Wherever "квалификационных" appears in a line, list that line.

Dataset records:
━━━

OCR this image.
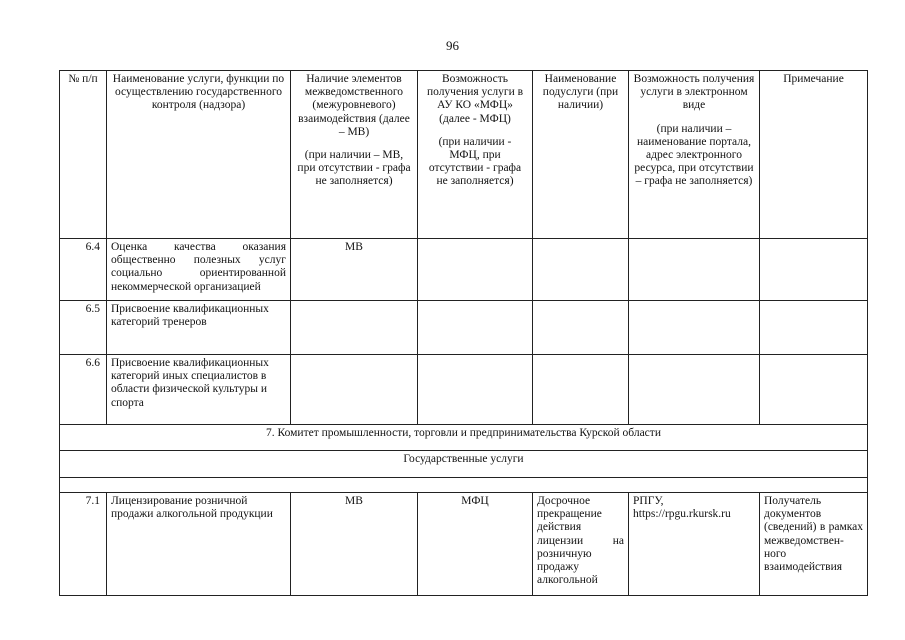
96
№ п/п	Наименование услуги, функции по осуществлению государственного контроля (надзора)	Наличие элементов межведомственного (межуровневого) взаимодействия (далее – МВ)
(при наличии – МВ, при отсутствии - графа не заполняется)	Возможность получения услуги в АУ КО «МФЦ» (далее - МФЦ)
(при наличии - МФЦ, при отсутствии - графа не заполняется)	Наименование подуслуги (при наличии)	Возможность получения услуги в электронном виде
(при наличии – наименование портала, адрес электронного ресурса, при отсутствии – графа не заполняется)	Примечание
6.4	Оценка качества оказания общественно полезных услуг социально ориентированной некоммерческой организацией	МВ				
6.5	Присвоение квалификационных категорий тренеров					
6.6	Присвоение квалификационных категорий иных специалистов в области физической культуры и спорта					
7. Комитет промышленности, торговли и предпринимательства Курской области						
Государственные услуги						

7.1	Лицензирование розничной продажи алкогольной продукции	МВ	МФЦ	Досрочное прекращение действия лицензии на розничную продажу алкогольной	РПГУ, https://rpgu.rkursk.ru	Получатель документов (сведений) в рамках межведомствен-ного взаимодействия
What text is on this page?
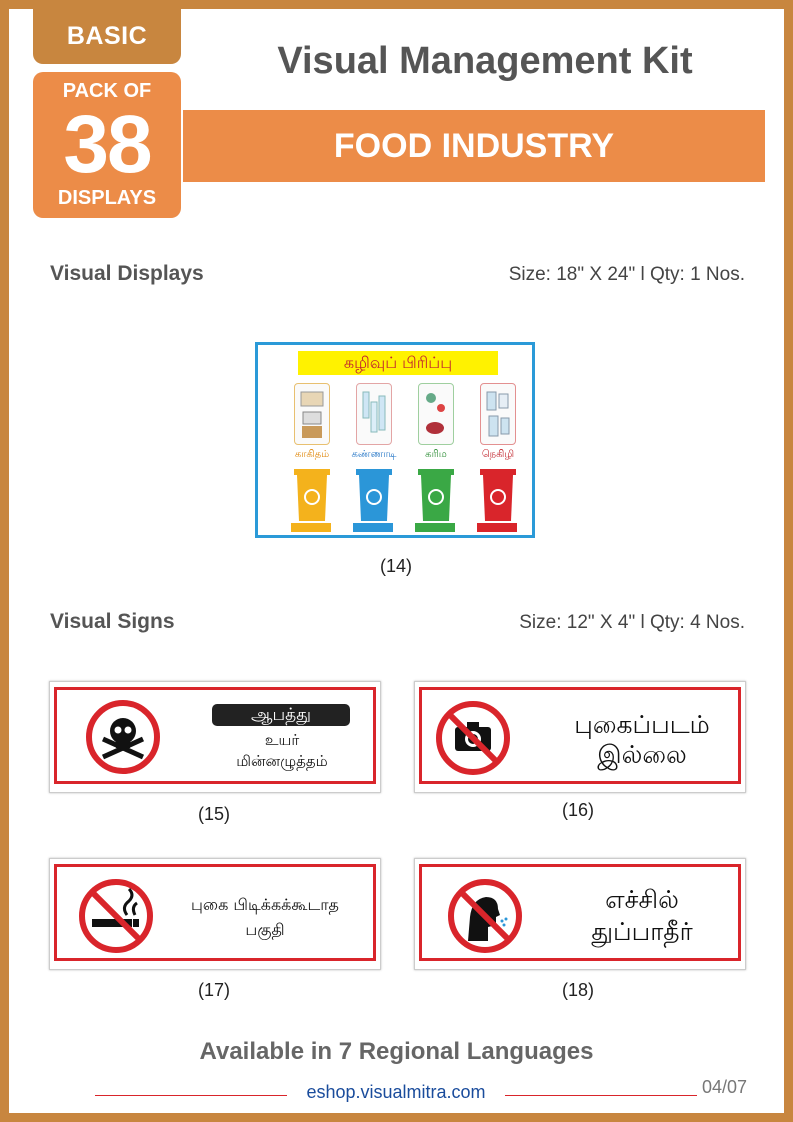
BASIC
PACK OF
38
DISPLAYS
Visual Management Kit
FOOD INDUSTRY
Visual Displays	Size: 18" X 24" l Qty: 1 Nos.
கழிவுப் பிரிப்பு
காகிதம்	கண்ணாடி	கரிம	நெகிழி
(14)
Visual Signs	Size: 12" X 4" l Qty: 4 Nos.
ஆபத்து
உயர்
மின்னழுத்தம்
(15)
புகைப்படம்
இல்லை
(16)
புகை பிடிக்கக்கூடாத
பகுதி
(17)
எச்சில்
துப்பாதீர்
(18)
Available in 7 Regional Languages
eshop.visualmitra.com	04/07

━━━

OUTPUT BELOW ->
6.5	Присвоение квалификационных категорий тренеров					
6.6	Присвоение квалификационных категорий иных специалистов в области физической культуры и спорта					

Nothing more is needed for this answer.